• _Exercise directions_
Check each line of the listing below for the string "this", and give only how many lines hold it.

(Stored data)
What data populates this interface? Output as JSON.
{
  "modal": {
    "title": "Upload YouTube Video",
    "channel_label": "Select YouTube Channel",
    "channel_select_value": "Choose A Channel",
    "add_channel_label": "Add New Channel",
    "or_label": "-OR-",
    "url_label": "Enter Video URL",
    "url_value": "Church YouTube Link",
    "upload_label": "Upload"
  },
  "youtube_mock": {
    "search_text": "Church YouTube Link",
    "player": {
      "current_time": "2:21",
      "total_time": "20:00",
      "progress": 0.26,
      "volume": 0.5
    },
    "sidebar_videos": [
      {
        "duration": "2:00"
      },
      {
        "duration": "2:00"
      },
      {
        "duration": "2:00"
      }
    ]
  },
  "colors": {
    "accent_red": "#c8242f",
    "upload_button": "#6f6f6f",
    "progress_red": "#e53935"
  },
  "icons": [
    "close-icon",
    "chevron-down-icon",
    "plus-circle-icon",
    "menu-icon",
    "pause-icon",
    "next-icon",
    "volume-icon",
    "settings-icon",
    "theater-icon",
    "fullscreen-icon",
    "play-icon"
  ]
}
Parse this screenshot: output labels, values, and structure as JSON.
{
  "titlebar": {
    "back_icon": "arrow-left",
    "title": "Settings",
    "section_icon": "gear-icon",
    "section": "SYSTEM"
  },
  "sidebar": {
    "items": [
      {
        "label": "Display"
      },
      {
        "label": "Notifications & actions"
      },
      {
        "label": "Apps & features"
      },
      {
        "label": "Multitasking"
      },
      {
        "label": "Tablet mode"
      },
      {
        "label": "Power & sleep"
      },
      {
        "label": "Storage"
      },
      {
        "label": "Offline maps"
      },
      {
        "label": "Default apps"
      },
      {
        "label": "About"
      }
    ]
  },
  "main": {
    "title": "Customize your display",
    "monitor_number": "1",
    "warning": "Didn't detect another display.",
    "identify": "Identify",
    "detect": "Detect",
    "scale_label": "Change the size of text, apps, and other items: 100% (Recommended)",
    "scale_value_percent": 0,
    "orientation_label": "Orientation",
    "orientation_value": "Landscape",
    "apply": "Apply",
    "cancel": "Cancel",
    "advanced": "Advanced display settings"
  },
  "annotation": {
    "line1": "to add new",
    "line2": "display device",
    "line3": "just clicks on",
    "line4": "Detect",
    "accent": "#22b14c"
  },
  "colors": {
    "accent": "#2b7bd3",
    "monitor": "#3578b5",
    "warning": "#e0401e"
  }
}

• _Solved problem_
2